WORK TO BE COMPLETED :: Locate the string "with" in the listing below. Copy every line where it is found.

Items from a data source

* * * *

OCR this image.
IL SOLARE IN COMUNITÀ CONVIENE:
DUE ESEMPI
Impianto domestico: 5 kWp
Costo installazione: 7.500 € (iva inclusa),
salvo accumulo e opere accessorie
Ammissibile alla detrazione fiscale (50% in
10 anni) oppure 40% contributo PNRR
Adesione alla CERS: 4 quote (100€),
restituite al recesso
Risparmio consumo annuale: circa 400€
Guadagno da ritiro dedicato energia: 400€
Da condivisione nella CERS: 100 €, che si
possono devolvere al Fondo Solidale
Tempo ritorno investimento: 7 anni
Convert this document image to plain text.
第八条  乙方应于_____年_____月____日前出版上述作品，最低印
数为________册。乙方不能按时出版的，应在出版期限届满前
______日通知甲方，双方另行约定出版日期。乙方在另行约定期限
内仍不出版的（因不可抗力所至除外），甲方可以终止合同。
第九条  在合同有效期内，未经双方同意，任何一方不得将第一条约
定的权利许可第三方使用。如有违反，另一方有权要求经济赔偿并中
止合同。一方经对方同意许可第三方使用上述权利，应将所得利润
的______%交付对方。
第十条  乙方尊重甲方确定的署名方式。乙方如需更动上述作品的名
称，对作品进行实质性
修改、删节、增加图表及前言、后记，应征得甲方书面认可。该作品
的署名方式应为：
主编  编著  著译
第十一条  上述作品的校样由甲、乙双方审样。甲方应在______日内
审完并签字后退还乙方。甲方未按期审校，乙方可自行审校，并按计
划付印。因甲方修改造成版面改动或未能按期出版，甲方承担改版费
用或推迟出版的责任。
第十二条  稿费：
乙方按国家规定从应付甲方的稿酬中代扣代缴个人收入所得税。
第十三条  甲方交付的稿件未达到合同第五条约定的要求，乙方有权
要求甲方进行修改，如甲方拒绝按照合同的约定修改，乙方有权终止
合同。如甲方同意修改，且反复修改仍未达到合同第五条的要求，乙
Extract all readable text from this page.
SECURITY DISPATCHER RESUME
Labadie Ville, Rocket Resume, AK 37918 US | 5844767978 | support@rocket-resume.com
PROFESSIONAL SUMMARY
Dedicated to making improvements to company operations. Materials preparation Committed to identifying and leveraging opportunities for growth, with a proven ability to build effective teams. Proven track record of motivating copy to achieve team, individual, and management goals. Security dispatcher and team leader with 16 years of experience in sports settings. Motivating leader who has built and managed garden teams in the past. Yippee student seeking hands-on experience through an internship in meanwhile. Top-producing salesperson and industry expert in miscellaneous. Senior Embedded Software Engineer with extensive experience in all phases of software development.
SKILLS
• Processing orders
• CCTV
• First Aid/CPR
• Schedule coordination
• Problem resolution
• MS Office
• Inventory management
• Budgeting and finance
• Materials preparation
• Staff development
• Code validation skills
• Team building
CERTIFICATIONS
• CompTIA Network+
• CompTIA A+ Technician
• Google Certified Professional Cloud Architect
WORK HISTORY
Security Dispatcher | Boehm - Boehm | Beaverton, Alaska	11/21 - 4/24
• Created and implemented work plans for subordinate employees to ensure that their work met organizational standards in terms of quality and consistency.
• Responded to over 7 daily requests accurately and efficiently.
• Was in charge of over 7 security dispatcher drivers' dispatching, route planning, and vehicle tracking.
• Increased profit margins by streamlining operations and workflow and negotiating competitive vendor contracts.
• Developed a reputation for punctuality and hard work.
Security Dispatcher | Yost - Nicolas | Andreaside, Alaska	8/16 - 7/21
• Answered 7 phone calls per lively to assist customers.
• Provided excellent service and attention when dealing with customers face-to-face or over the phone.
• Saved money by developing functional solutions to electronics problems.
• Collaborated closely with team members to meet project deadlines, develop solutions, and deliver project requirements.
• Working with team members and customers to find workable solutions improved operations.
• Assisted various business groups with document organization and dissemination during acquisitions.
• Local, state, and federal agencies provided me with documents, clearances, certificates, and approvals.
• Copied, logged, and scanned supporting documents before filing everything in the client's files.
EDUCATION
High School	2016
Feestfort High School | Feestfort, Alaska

* * * *

ANSWER TO THE TASK ::
Dedicated to making improvements to company operations. Materials preparation Committed to identifying and leveraging opportunities for growth, with a proven ability to build effective teams. Proven track record of motivating copy to achieve team, individual, and management goals. Security dispatcher and team leader with 16 years of experience in sports settings. Motivating leader who has built and managed garden teams in the past. Yippee student seeking hands-on experience through an internship in meanwhile. Top-producing salesperson and industry expert in miscellaneous. Senior Embedded Software Engineer with extensive experience in all phases of software development.
• Provided excellent service and attention when dealing with customers face-to-face or over the phone.
• Collaborated closely with team members to meet project deadlines, develop solutions, and deliver project requirements.
• Working with team members and customers to find workable solutions improved operations.
• Assisted various business groups with document organization and dissemination during acquisitions.
• Local, state, and federal agencies provided me with documents, clearances, certificates, and approvals.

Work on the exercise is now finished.